◆ Job
Pull out each line of the records holding the string "bandage".

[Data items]
* * *

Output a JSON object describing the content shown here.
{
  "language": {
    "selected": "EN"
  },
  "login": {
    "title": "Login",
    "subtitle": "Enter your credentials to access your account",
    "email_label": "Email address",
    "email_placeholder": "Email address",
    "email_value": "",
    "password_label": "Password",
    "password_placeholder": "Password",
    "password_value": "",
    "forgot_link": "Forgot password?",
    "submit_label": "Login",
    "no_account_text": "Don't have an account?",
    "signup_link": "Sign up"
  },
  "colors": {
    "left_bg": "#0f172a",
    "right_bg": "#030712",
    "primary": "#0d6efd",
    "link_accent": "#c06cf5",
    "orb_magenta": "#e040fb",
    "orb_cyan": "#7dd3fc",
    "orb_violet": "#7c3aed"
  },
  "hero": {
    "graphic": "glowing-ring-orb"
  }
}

* * *

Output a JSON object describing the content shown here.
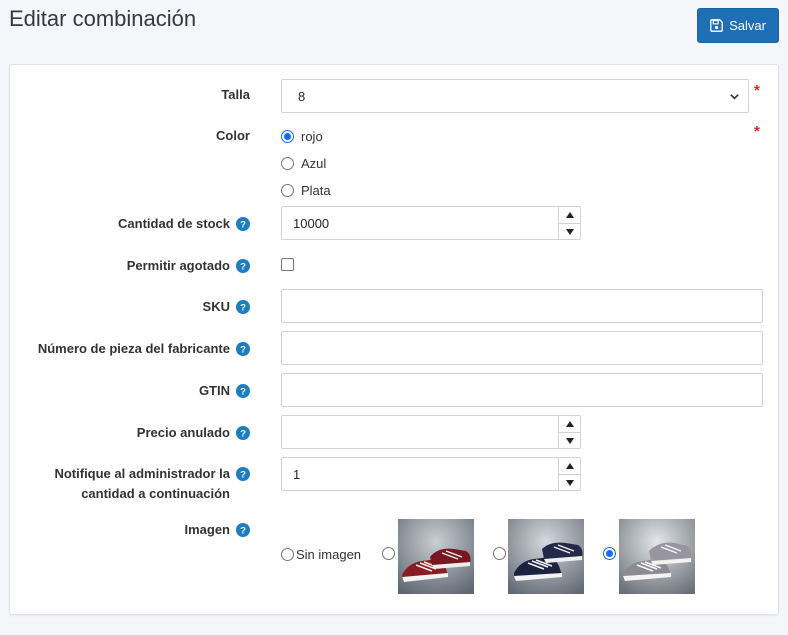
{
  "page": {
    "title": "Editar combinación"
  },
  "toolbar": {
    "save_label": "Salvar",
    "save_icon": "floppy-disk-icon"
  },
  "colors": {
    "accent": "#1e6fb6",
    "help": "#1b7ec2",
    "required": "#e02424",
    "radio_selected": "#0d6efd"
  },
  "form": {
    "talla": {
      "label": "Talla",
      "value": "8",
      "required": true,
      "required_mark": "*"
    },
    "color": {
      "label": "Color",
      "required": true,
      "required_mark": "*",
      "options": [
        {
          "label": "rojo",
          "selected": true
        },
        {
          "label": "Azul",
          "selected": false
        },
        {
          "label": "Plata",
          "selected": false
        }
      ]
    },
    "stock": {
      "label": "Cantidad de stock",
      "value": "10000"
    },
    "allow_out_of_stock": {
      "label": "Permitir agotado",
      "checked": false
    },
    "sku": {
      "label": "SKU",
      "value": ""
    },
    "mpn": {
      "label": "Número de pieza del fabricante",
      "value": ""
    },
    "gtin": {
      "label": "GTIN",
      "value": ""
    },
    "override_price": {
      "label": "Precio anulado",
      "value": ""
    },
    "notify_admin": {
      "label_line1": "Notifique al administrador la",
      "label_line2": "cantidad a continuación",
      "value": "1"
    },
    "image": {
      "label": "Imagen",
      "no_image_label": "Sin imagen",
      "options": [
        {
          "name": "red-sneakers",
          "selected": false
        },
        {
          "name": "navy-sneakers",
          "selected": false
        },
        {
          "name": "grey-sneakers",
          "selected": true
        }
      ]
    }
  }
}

* * *

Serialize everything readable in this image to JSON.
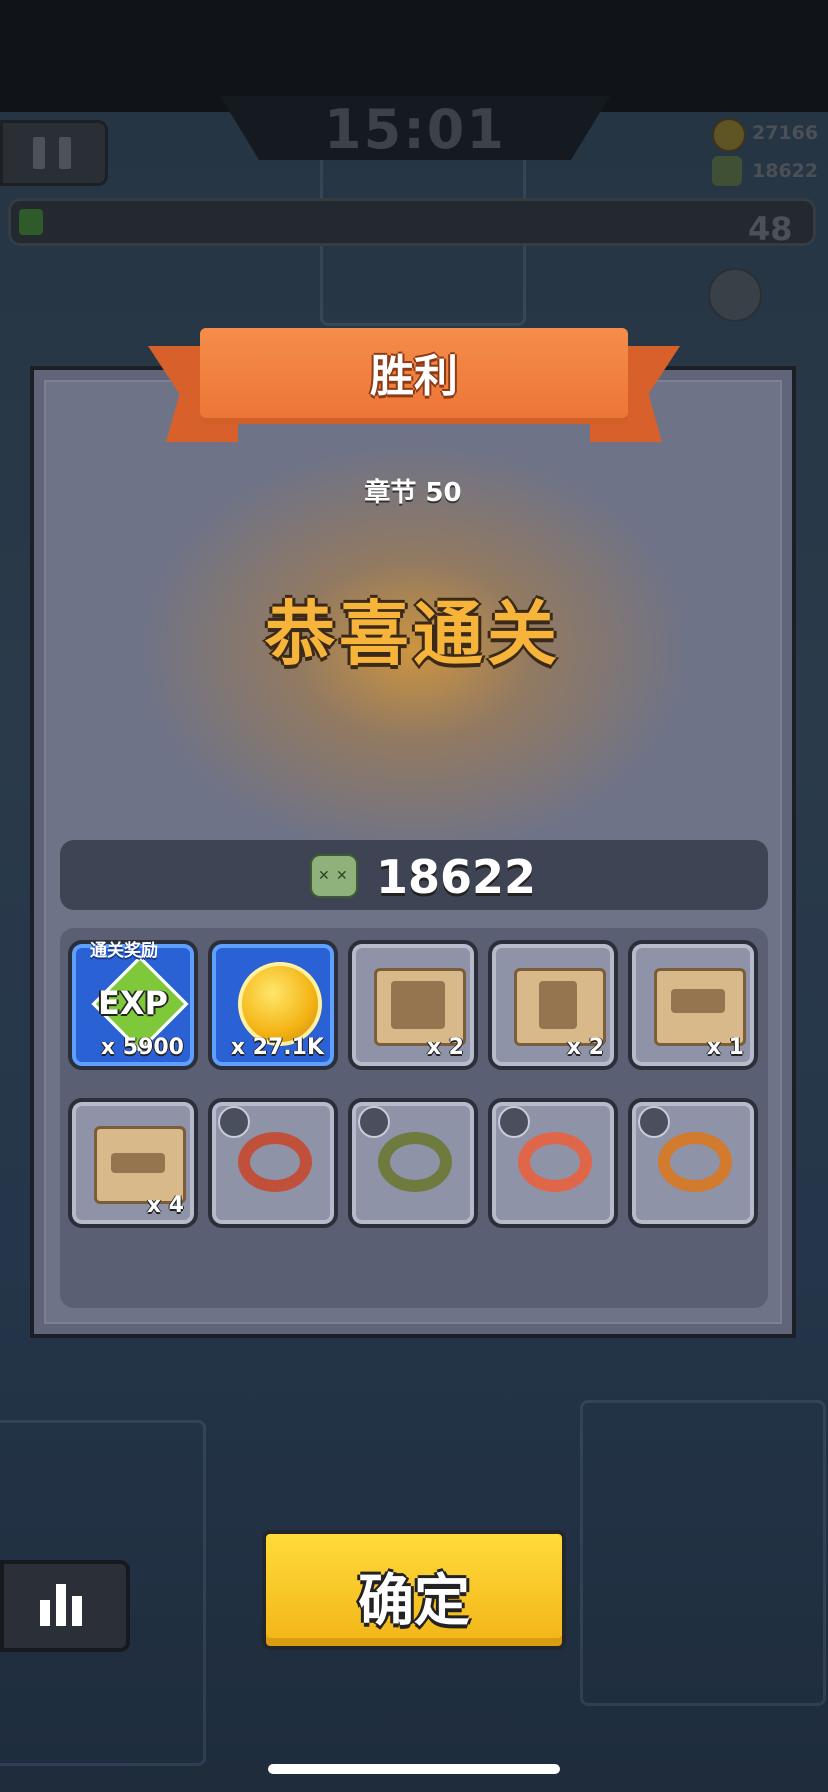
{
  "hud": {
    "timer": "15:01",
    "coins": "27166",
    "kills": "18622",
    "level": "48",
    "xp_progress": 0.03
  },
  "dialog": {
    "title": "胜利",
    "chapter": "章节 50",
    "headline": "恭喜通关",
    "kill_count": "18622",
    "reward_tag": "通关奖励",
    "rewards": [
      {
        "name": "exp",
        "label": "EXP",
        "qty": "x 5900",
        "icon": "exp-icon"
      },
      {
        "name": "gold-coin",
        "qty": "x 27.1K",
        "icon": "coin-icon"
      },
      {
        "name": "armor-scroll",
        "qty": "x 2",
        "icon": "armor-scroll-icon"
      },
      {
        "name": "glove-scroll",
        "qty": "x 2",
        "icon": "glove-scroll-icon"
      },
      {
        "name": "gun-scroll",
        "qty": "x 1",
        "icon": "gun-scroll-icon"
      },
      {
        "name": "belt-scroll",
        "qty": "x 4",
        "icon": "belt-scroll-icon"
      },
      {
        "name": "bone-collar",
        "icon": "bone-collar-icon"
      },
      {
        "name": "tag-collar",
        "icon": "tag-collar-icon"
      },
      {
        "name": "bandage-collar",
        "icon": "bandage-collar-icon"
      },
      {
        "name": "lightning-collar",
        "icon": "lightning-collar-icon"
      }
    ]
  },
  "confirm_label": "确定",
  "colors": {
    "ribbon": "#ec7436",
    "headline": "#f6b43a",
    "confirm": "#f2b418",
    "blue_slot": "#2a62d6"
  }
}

* * *

◆ Reply
        "name": "bandage-collar",
        "icon": "bandage-collar-icon"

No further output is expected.